(Dataset items)
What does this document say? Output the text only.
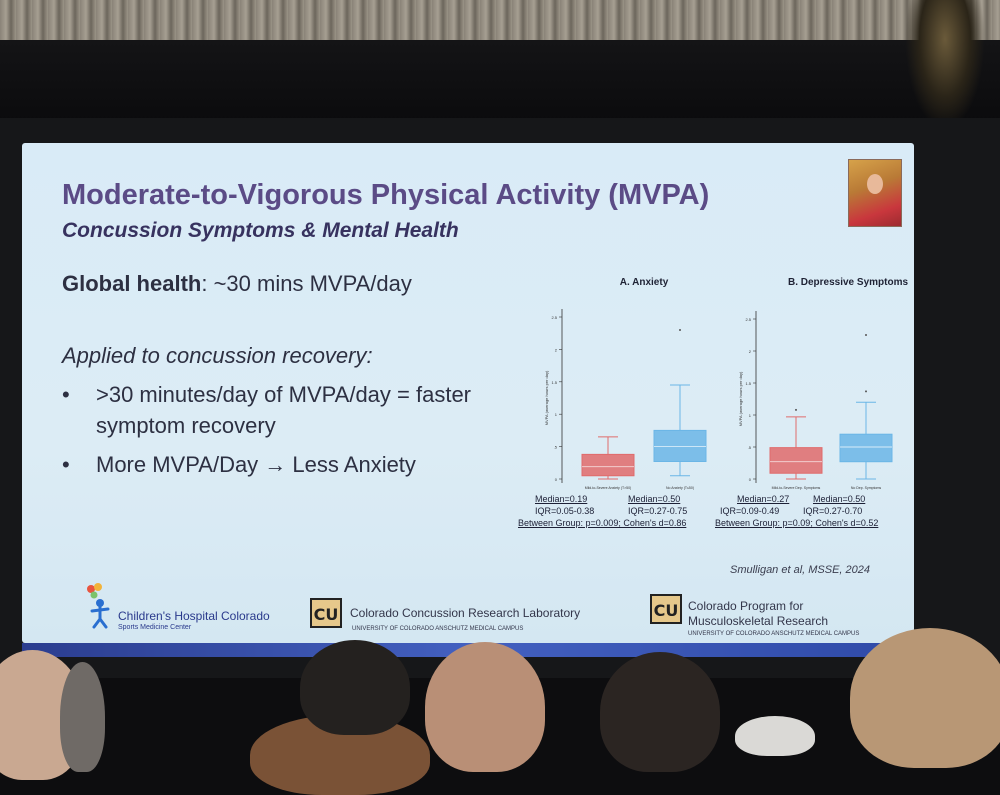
Moderate-to-Vigorous Physical Activity (MVPA)
Concussion Symptoms & Mental Health

Global health: ~30 mins MVPA/day

Applied to concussion recovery:

• >30 minutes/day of MVPA/day = faster symptom recovery
• More MVPA/Day → Less Anxiety
A. Anxiety
0
.5
1
1.5
2
2.5
MVPA (average hours per day)
Mild-to-Severe Anxiety (T>50)	No Anxiety (T≤50)
B. Depressive Symptoms
0
.5
1
1.5
2
2.5
MVPA (average hours per day)
Mild-to-Severe Dep. Symptoms	No Dep. Symptoms
Median=0.19
IQR=0.05-0.38
Median=0.50
IQR=0.27-0.75
Between Group: p=0.009; Cohen's d=0.86
Median=0.27
IQR=0.09-0.49
Median=0.50
IQR=0.27-0.70
Between Group: p=0.09; Cohen's d=0.52

Smulligan et al, MSSE, 2024

Children's Hospital Colorado
Sports Medicine Center
CU Colorado Concussion Research Laboratory
UNIVERSITY OF COLORADO ANSCHUTZ MEDICAL CAMPUS
CU Colorado Program for
Musculoskeletal Research
UNIVERSITY OF COLORADO ANSCHUTZ MEDICAL CAMPUS
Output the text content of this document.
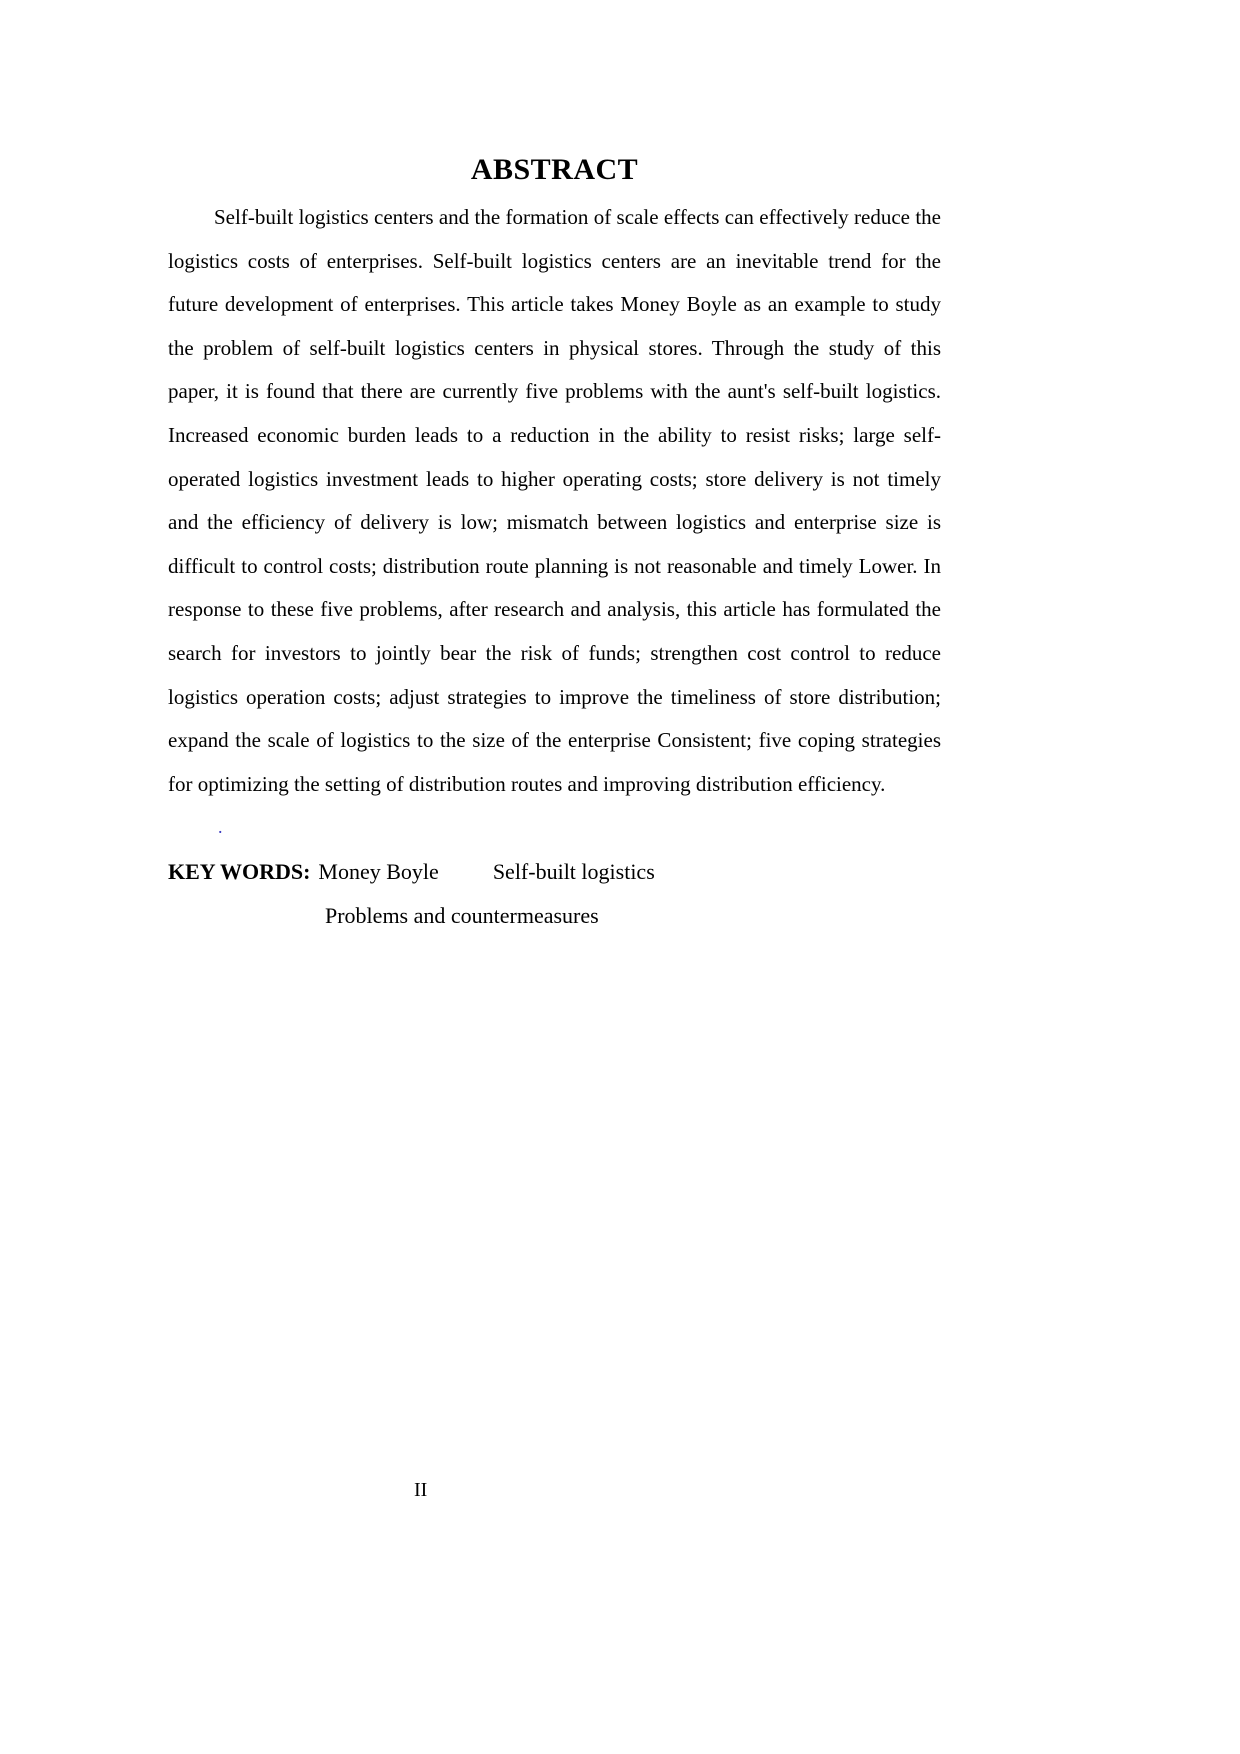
ABSTRACT

Self-built logistics centers and the formation of scale effects can effectively reduce the logistics costs of enterprises. Self-built logistics centers are an inevitable trend for the future development of enterprises. This article takes Money Boyle as an example to study the problem of self-built logistics centers in physical stores. Through the study of this paper, it is found that there are currently five problems with the aunt's self-built logistics. Increased economic burden leads to a reduction in the ability to resist risks; large self-operated logistics investment leads to higher operating costs; store delivery is not timely and the efficiency of delivery is low; mismatch between logistics and enterprise size is difficult to control costs; distribution route planning is not reasonable and timely Lower. In response to these five problems, after research and analysis, this article has formulated the search for investors to jointly bear the risk of funds; strengthen cost control to reduce logistics operation costs; adjust strategies to improve the timeliness of store distribution; expand the scale of logistics to the size of the enterprise Consistent; five coping strategies for optimizing the setting of distribution routes and improving distribution efficiency.

.
KEY WORDS: Money Boyle Self-built logistics
Problems and countermeasures
II
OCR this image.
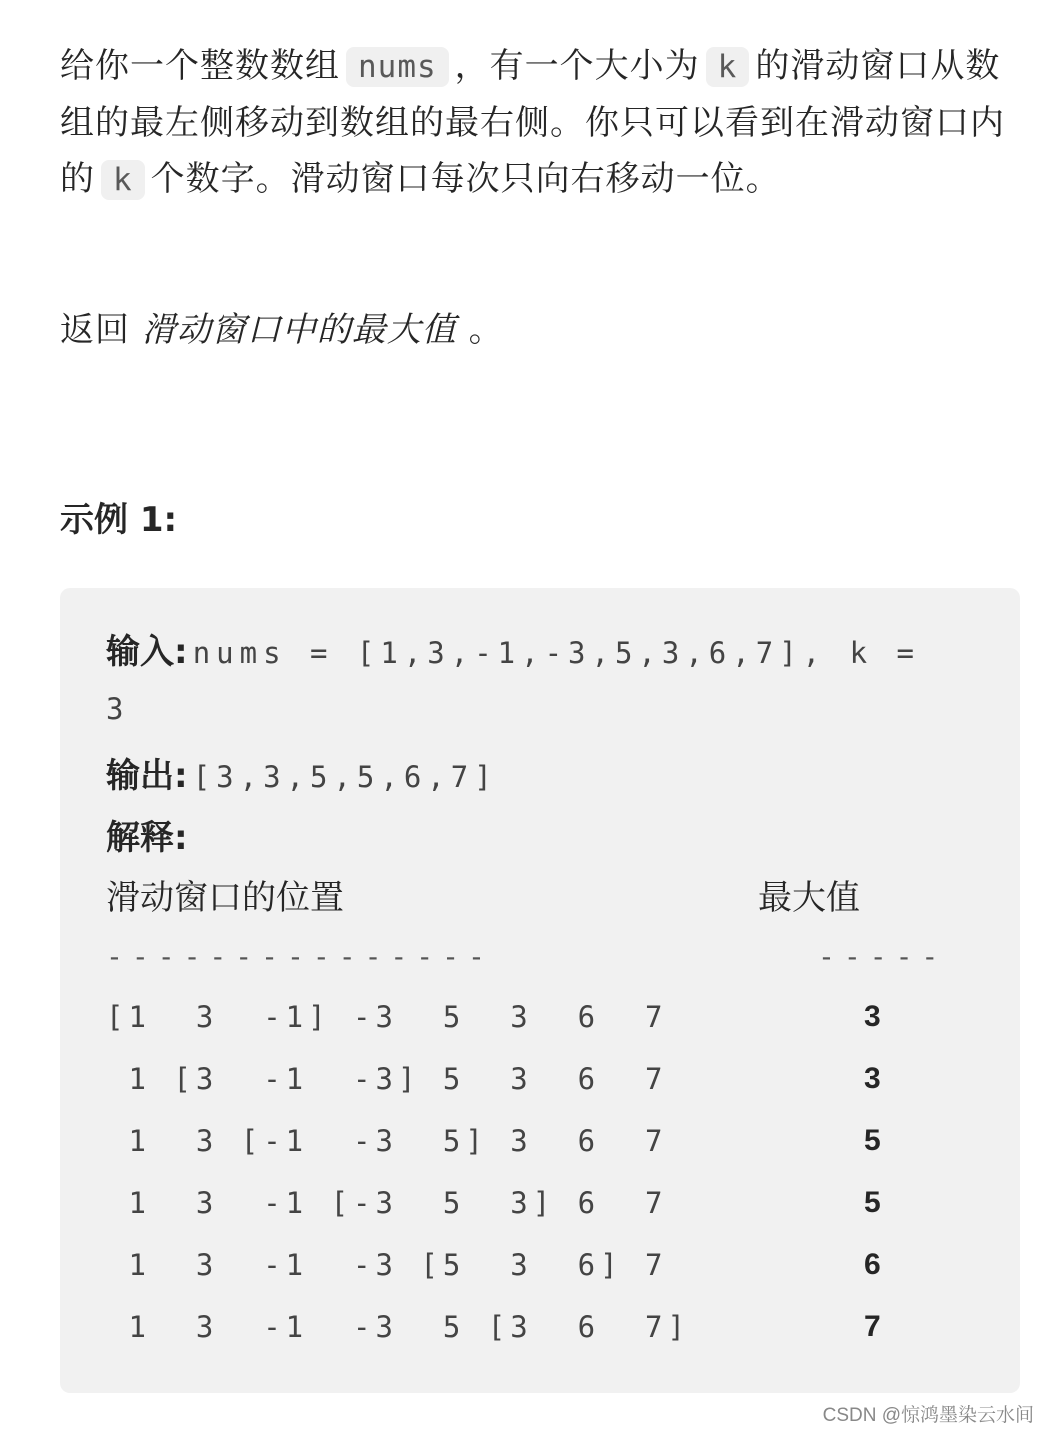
给你一个整数数组 nums ，有一个大小为 k 的滑动窗口从数组的最左侧移动到数组的最右侧。你只可以看到在滑动窗口内的 k 个数字。滑动窗口每次只向右移动一位。

返回 滑动窗口中的最大值 。
示例 1:
输入: nums = [1,3,-1,-3,5,3,6,7], k =
3
输出: [3,3,5,5,6,7]
解释:
滑动窗口的位置	最大值
---------------	-----
[1  3  -1] -3  5  3  6  7	3
1 [3  -1  -3] 5  3  6  7	3
1  3 [-1  -3  5] 3  6  7	5
1  3  -1 [-3  5  3] 6  7	5
1  3  -1  -3 [5  3  6] 7	6
1  3  -1  -3  5 [3  6  7]	7
CSDN @惊鸿墨染云水间
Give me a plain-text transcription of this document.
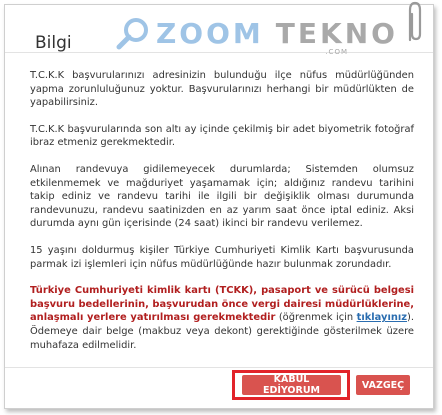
Bilgi	ZOOM TEKNO
.COM

T.C.K.K başvurularınızı adresinizin bulunduğu ilçe nüfus müdürlüğünden yapma zorunluluğunuz yoktur. Başvurularınızı herhangi bir müdürlükten de yapabilirsiniz.

T.C.K.K başvurularında son altı ay içinde çekilmiş bir adet biyometrik fotoğraf ibraz etmeniz gerekmektedir.

Alınan randevuya gidilemeyecek durumlarda; Sistemden olumsuz etkilenmemek ve mağduriyet yaşamamak için; aldığınız randevu tarihini takip ediniz ve randevu tarihi ile ilgili bir değişiklik olması durumunda randevunuzu, randevu saatinizden en az yarım saat önce iptal ediniz. Aksi durumda aynı gün içerisinde (24 saat) ikinci bir randevu verilemez.

15 yaşını doldurmuş kişiler Türkiye Cumhuriyeti Kimlik Kartı başvurusunda parmak izi işlemleri için nüfus müdürlüğünde hazır bulunmak zorundadır.

Türkiye Cumhuriyeti kimlik kartı (TCKK), pasaport ve sürücü belgesi başvuru bedellerinin, başvurudan önce vergi dairesi müdürlüklerine, anlaşmalı yerlere yatırılması gerekmektedir (öğrenmek için tıklayınız). Ödemeye dair belge (makbuz veya dekont) gerektiğinde gösterilmek üzere muhafaza edilmelidir.

KABUL EDİYORUM	VAZGEÇ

== Task prompt ==
Copy all the lines of data exactly as they appear, dropping any images.

== Solution below ==
What does this document say? Output the text only.
Moderate-to-Vigorous Physical Activity (MVPA)
Concussion Symptoms & Mental Health

Global health: ~30 mins MVPA/day

Applied to concussion recovery:

• >30 minutes/day of MVPA/day = faster symptom recovery
• More MVPA/Day → Less Anxiety
A. Anxiety
0
.5
1
1.5
2
2.5
MVPA (average hours per day)
Mild-to-Severe Anxiety (T>50)	No Anxiety (T≤50)
B. Depressive Symptoms
0
.5
1
1.5
2
2.5
MVPA (average hours per day)
Mild-to-Severe Dep. Symptoms	No Dep. Symptoms
Median=0.19
IQR=0.05-0.38
Median=0.50
IQR=0.27-0.75
Between Group: p=0.009; Cohen's d=0.86
Median=0.27
IQR=0.09-0.49
Median=0.50
IQR=0.27-0.70
Between Group: p=0.09; Cohen's d=0.52

Smulligan et al, MSSE, 2024

Children's Hospital Colorado
Sports Medicine Center
CU Colorado Concussion Research Laboratory
UNIVERSITY OF COLORADO ANSCHUTZ MEDICAL CAMPUS
CU Colorado Program for
Musculoskeletal Research
UNIVERSITY OF COLORADO ANSCHUTZ MEDICAL CAMPUS
Output the text content of this document.
ABSTRACT

Self-built logistics centers and the formation of scale effects can effectively reduce the logistics costs of enterprises. Self-built logistics centers are an inevitable trend for the future development of enterprises. This article takes Money Boyle as an example to study the problem of self-built logistics centers in physical stores. Through the study of this paper, it is found that there are currently five problems with the aunt's self-built logistics. Increased economic burden leads to a reduction in the ability to resist risks; large self-operated logistics investment leads to higher operating costs; store delivery is not timely and the efficiency of delivery is low; mismatch between logistics and enterprise size is difficult to control costs; distribution route planning is not reasonable and timely Lower. In response to these five problems, after research and analysis, this article has formulated the search for investors to jointly bear the risk of funds; strengthen cost control to reduce logistics operation costs; adjust strategies to improve the timeliness of store distribution; expand the scale of logistics to the size of the enterprise Consistent; five coping strategies for optimizing the setting of distribution routes and improving distribution efficiency.

.
KEY WORDS: Money Boyle Self-built logistics
Problems and countermeasures
II
OCR this image.
给你一个整数数组 nums ，有一个大小为 k 的滑动窗口从数组的最左侧移动到数组的最右侧。你只可以看到在滑动窗口内的 k 个数字。滑动窗口每次只向右移动一位。

返回 滑动窗口中的最大值 。
示例 1:
输入: nums = [1,3,-1,-3,5,3,6,7], k =
3
输出: [3,3,5,5,6,7]
解释:
滑动窗口的位置	最大值
---------------	-----
[1  3  -1] -3  5  3  6  7	3
1 [3  -1  -3] 5  3  6  7	3
1  3 [-1  -3  5] 3  6  7	5
1  3  -1 [-3  5  3] 6  7	5
1  3  -1  -3 [5  3  6] 7	6
1  3  -1  -3  5 [3  6  7]	7
CSDN @惊鸿墨染云水间
Give me a plain-text transcription of this document.
Bilgi	ZOOM TEKNO
.COM

T.C.K.K başvurularınızı adresinizin bulunduğu ilçe nüfus müdürlüğünden yapma zorunluluğunuz yoktur. Başvurularınızı herhangi bir müdürlükten de yapabilirsiniz.

T.C.K.K başvurularında son altı ay içinde çekilmiş bir adet biyometrik fotoğraf ibraz etmeniz gerekmektedir.

Alınan randevuya gidilemeyecek durumlarda; Sistemden olumsuz etkilenmemek ve mağduriyet yaşamamak için; aldığınız randevu tarihini takip ediniz ve randevu tarihi ile ilgili bir değişiklik olması durumunda randevunuzu, randevu saatinizden en az yarım saat önce iptal ediniz. Aksi durumda aynı gün içerisinde (24 saat) ikinci bir randevu verilemez.

15 yaşını doldurmuş kişiler Türkiye Cumhuriyeti Kimlik Kartı başvurusunda parmak izi işlemleri için nüfus müdürlüğünde hazır bulunmak zorundadır.

Türkiye Cumhuriyeti kimlik kartı (TCKK), pasaport ve sürücü belgesi başvuru bedellerinin, başvurudan önce vergi dairesi müdürlüklerine, anlaşmalı yerlere yatırılması gerekmektedir (öğrenmek için tıklayınız). Ödemeye dair belge (makbuz veya dekont) gerektiğinde gösterilmek üzere muhafaza edilmelidir.

KABUL EDİYORUM	VAZGEÇ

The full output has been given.